● **WHAT TO PRODUCE**
Check every line in the records below for the word "iteration" and report how many have it, nothing more.

TASK MATERIAL start

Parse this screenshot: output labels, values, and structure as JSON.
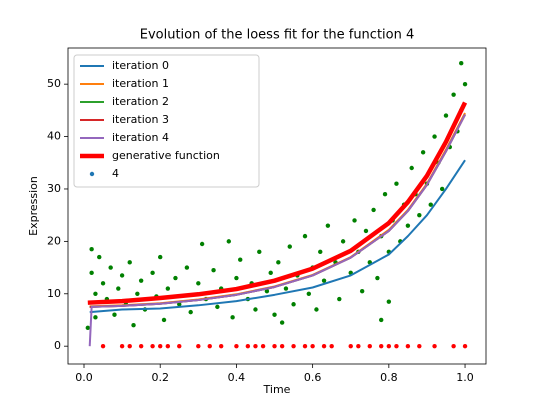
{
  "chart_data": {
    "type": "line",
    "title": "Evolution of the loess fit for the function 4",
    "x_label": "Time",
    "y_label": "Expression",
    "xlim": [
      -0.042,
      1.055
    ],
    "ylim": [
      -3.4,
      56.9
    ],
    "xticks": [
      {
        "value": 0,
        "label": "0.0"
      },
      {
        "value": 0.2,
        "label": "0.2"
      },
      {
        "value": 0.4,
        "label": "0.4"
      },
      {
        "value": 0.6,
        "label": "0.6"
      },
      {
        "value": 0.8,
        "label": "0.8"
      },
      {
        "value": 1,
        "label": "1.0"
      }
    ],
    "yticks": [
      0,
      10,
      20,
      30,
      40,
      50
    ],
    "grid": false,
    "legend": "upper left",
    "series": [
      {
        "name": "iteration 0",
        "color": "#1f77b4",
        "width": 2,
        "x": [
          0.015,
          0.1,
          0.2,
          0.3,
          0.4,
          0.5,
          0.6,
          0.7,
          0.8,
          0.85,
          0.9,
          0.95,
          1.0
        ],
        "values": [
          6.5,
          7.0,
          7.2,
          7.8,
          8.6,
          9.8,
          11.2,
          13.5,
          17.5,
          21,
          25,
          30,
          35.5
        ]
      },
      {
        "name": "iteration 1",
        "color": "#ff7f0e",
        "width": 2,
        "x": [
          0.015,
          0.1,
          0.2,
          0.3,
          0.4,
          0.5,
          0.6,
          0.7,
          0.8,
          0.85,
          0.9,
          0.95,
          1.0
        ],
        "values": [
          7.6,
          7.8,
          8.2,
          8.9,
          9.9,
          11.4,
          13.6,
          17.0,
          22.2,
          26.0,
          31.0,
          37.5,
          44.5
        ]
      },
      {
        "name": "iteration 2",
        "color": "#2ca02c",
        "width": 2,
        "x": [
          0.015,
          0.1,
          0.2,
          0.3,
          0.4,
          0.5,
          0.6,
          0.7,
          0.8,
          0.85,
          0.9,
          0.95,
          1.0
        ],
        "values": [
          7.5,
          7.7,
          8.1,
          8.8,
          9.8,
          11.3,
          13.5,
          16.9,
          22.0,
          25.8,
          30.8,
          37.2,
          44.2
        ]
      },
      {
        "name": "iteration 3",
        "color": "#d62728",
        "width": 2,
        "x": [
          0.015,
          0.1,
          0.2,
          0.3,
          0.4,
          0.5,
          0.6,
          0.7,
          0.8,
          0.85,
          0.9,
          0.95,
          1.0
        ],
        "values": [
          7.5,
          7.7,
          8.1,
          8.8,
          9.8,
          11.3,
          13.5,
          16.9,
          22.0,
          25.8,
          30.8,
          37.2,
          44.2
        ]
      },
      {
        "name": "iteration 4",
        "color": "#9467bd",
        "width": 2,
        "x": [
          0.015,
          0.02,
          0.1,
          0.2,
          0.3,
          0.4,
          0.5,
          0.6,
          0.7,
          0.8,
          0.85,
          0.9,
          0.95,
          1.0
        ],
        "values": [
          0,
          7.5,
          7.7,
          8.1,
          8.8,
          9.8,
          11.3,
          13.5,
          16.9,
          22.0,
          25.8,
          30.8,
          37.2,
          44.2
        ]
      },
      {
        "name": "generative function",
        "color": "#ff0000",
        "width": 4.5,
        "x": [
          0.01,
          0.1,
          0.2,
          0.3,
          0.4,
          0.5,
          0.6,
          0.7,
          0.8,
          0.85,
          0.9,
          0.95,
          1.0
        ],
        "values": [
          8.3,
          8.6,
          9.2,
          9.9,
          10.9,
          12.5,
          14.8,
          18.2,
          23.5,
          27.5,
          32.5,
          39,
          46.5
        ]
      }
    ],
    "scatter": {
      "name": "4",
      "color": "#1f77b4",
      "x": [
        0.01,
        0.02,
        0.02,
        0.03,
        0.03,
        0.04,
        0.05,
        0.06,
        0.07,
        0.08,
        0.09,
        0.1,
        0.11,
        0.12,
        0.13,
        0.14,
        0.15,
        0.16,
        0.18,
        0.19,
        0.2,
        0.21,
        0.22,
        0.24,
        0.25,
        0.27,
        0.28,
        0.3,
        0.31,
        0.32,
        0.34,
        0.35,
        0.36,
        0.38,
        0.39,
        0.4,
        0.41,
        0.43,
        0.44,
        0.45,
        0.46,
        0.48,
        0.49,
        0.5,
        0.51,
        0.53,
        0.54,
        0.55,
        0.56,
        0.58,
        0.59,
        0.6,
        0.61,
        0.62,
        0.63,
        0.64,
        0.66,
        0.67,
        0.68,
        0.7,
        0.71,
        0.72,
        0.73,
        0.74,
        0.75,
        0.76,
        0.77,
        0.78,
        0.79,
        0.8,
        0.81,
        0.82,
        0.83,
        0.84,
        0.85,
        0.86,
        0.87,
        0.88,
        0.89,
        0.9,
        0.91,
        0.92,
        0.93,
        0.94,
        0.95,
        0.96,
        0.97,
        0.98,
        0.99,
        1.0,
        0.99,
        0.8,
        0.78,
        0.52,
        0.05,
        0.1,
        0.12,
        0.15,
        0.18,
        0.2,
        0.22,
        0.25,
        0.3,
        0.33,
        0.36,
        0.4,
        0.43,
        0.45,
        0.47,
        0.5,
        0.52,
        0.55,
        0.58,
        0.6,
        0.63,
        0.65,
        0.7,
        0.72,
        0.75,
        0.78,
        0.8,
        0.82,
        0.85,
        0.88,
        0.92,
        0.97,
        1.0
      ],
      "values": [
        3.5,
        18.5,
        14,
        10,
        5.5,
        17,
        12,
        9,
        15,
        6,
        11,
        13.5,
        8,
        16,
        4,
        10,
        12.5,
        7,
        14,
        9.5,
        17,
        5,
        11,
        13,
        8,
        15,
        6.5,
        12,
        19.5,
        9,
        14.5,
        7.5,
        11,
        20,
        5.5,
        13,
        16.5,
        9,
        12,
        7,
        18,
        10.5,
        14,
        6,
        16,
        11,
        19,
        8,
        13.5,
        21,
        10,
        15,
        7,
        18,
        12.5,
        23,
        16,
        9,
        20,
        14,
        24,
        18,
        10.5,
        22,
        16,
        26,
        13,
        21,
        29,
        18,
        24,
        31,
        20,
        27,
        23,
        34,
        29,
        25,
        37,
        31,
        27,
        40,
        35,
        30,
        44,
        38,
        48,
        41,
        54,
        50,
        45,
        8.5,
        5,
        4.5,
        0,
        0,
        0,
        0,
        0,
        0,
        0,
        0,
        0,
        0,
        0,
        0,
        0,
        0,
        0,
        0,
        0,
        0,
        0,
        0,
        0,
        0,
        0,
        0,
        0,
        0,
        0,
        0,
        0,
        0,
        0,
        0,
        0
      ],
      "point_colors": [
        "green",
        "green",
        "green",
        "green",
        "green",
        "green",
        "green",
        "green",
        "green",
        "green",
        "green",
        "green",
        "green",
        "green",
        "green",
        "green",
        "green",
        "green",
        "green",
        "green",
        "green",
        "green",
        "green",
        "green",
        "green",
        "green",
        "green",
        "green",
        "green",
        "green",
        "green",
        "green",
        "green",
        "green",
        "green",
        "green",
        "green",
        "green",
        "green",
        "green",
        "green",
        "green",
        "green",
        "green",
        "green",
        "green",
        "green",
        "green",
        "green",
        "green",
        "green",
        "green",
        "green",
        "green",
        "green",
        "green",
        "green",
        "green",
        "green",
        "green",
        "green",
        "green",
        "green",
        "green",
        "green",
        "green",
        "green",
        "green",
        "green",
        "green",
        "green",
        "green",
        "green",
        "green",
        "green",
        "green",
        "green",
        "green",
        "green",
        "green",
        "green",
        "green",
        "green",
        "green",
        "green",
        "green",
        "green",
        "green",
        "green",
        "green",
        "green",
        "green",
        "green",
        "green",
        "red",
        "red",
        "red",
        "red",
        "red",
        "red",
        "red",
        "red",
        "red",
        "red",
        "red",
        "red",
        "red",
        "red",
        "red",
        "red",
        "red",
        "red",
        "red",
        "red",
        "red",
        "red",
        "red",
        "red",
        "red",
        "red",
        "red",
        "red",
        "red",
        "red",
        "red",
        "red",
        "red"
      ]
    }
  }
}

TASK MATERIAL end
TASK MATERIAL start

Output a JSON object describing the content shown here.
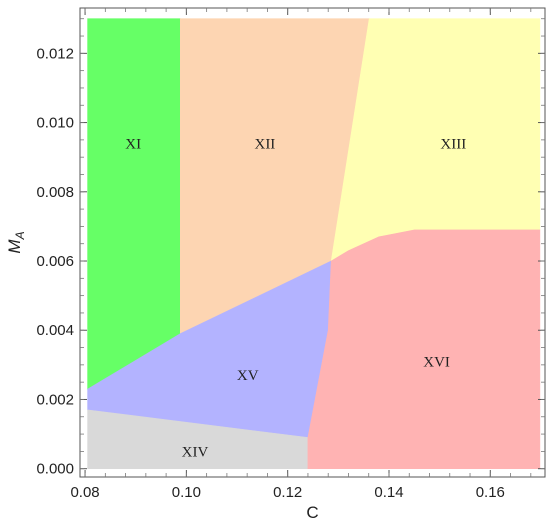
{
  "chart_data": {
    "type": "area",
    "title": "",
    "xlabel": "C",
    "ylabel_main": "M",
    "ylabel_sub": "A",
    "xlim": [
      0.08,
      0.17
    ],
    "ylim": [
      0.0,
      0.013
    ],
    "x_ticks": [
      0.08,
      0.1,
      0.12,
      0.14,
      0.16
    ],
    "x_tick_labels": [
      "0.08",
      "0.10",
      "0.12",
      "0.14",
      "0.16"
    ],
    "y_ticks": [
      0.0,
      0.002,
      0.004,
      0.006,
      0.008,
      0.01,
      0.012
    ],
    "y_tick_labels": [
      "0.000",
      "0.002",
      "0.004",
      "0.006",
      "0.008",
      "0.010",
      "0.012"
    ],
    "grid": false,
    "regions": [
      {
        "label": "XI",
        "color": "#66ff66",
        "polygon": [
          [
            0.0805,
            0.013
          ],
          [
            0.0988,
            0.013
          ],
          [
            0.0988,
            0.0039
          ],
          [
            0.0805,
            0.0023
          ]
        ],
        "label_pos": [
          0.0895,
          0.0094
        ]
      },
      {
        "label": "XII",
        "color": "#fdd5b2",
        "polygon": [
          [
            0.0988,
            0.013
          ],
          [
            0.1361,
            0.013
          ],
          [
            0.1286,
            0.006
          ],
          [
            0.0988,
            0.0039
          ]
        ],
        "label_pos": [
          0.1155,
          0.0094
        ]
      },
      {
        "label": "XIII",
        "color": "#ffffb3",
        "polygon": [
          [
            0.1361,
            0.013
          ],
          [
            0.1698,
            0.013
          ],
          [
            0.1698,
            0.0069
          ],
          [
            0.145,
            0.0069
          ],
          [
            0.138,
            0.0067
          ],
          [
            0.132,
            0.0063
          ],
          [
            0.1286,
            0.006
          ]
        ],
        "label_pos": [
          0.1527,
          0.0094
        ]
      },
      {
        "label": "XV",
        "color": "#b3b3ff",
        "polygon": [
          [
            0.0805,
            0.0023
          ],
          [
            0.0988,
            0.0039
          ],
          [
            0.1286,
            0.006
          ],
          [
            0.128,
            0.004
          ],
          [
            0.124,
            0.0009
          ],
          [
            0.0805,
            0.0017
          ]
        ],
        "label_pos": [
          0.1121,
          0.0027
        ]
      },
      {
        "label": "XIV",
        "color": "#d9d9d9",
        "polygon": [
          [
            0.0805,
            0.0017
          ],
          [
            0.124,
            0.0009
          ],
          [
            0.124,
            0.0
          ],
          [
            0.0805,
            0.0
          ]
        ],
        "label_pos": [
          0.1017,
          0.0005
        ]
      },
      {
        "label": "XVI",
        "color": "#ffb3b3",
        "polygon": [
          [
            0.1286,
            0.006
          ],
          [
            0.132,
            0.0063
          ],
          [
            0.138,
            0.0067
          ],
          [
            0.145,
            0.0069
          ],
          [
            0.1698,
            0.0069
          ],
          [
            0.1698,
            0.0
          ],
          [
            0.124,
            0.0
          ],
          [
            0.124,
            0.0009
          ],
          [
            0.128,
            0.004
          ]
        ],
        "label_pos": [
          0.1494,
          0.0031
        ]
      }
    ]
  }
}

TASK MATERIAL end

● **EXERCISE OUTPUT**
5